[Start of Attachment]
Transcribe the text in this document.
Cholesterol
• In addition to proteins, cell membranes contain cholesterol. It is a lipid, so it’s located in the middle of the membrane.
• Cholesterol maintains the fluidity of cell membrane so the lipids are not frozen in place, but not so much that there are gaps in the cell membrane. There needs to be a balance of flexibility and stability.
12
[End of Attachment]
[Start of Attachment]
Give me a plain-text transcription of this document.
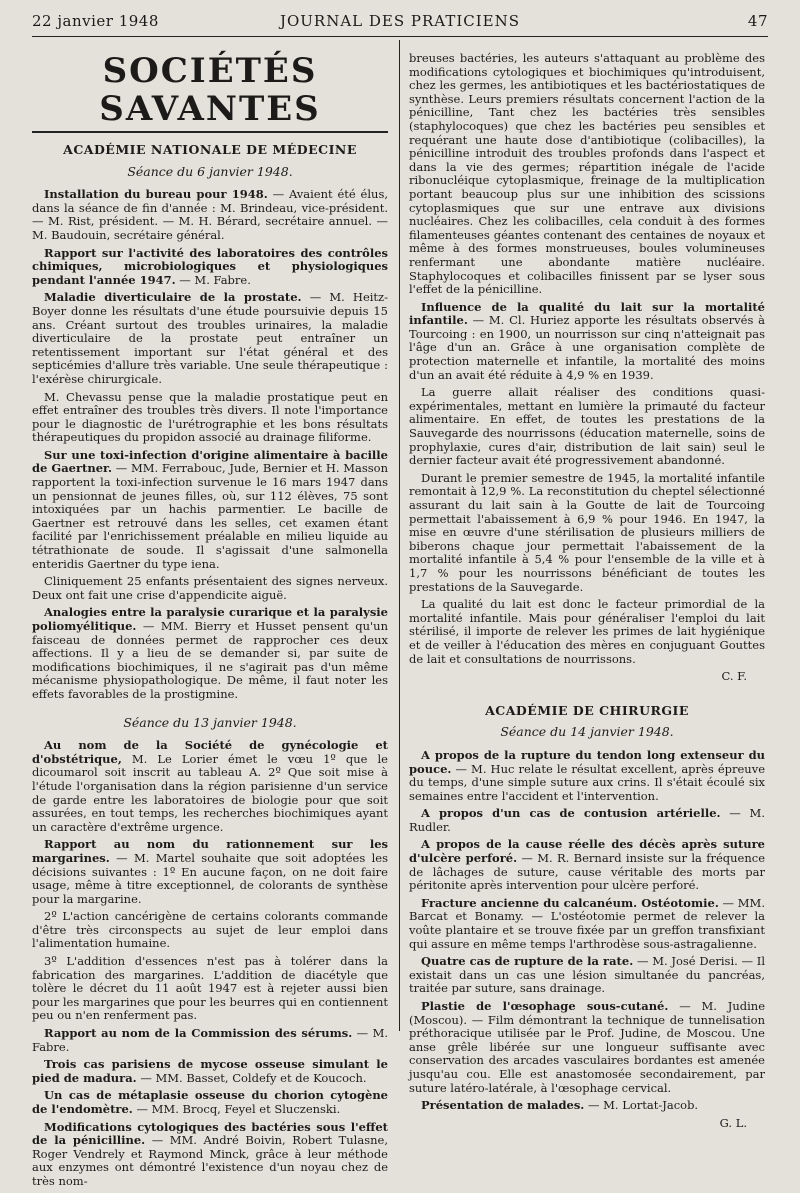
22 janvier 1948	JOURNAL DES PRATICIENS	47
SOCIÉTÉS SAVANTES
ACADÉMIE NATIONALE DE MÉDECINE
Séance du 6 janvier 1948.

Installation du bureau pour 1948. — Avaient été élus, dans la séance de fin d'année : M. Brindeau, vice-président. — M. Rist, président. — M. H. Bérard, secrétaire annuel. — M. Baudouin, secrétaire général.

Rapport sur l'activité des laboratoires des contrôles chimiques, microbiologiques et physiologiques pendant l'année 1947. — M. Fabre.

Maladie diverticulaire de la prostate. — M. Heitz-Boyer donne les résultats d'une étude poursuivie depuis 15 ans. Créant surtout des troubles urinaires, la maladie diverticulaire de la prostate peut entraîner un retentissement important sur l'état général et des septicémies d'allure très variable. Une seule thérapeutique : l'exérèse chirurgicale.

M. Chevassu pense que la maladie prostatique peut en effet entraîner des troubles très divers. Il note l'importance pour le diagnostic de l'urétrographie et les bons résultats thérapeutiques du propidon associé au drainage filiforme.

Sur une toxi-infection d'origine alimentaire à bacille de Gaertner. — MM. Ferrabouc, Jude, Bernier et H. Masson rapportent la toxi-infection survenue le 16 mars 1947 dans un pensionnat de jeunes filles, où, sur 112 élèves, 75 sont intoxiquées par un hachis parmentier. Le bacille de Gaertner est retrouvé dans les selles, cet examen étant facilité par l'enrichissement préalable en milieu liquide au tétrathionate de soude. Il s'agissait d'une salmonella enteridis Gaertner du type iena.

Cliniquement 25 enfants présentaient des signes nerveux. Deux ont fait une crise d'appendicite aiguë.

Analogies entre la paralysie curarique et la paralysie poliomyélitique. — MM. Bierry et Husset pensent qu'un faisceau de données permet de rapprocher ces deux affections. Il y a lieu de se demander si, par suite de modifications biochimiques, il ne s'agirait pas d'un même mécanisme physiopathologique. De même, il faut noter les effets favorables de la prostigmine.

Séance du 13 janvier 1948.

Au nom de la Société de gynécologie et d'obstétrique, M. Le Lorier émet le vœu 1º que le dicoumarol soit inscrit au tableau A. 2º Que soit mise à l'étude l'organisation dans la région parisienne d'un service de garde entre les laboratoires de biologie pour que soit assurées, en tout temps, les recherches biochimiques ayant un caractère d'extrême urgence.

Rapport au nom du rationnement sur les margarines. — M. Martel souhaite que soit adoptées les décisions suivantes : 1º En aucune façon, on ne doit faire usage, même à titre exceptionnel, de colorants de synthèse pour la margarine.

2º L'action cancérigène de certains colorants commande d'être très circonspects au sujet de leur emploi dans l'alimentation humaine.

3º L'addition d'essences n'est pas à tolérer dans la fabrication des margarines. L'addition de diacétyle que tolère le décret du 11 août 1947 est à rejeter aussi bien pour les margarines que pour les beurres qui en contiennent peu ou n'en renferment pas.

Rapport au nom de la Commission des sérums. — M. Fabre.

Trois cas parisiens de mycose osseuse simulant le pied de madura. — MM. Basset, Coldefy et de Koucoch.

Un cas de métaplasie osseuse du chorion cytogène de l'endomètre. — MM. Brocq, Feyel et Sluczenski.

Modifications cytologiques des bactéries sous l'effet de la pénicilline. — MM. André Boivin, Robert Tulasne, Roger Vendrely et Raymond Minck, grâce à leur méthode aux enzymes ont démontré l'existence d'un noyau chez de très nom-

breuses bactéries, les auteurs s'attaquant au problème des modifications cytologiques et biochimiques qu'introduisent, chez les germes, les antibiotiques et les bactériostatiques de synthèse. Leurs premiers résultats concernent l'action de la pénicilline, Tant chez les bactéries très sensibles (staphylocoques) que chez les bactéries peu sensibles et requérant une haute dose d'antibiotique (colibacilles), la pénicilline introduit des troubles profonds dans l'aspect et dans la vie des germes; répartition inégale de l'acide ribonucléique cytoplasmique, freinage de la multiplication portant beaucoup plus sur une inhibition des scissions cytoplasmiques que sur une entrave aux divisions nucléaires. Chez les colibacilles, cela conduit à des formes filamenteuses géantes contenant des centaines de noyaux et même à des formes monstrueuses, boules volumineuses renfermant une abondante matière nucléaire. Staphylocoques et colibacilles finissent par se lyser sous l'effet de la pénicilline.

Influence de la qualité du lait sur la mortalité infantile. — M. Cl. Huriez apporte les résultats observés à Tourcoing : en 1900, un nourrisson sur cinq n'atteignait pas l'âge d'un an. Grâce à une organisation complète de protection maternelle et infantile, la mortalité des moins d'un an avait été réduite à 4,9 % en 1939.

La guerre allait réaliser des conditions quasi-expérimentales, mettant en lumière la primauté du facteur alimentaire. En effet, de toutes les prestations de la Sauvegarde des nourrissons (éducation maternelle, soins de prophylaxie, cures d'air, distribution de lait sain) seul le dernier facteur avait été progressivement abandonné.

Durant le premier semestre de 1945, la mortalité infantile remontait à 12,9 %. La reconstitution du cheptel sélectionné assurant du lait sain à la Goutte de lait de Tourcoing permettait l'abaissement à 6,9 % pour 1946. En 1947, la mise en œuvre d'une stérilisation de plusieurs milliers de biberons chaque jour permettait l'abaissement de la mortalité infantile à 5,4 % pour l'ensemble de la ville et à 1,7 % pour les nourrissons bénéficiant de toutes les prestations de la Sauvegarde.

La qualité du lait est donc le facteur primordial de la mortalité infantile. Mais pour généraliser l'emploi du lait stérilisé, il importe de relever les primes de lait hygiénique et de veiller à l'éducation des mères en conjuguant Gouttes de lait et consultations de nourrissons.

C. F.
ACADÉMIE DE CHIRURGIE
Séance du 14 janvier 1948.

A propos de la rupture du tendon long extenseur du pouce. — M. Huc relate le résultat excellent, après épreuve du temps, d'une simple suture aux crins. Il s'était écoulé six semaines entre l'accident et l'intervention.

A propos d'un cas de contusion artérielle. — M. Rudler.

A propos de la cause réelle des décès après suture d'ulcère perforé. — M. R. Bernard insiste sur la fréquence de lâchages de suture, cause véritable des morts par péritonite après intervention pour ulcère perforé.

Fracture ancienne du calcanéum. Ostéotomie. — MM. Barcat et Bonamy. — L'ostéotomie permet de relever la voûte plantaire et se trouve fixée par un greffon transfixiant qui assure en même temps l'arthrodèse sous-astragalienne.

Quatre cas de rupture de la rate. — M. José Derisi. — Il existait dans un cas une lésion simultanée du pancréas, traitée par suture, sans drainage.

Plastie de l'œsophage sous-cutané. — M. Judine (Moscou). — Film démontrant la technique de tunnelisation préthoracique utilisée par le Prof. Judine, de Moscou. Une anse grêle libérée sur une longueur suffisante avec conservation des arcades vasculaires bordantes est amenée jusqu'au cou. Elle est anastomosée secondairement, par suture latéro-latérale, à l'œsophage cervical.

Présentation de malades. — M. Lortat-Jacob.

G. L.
[End of Attachment]
_EXERCISE DETAILS_
Which lines hold the word "mise"? Copy each of them from the records.

_EXERCISE OUTPUT_
Au nom de la Société de gynécologie et d'obstétrique, M. Le Lorier émet le vœu 1º que le dicoumarol soit inscrit au tableau A. 2º Que soit mise à l'étude l'organisation dans la région parisienne d'un service de garde entre les laboratoires de biologie pour que soit assurées, en tout temps, les recherches biochimiques ayant un caractère d'extrême urgence.
Durant le premier semestre de 1945, la mortalité infantile remontait à 12,9 %. La reconstitution du cheptel sélectionné assurant du lait sain à la Goutte de lait de Tourcoing permettait l'abaissement à 6,9 % pour 1946. En 1947, la mise en œuvre d'une stérilisation de plusieurs milliers de biberons chaque jour permettait l'abaissement de la mortalité infantile à 5,4 % pour l'ensemble de la ville et à 1,7 % pour les nourrissons bénéficiant de toutes les prestations de la Sauvegarde.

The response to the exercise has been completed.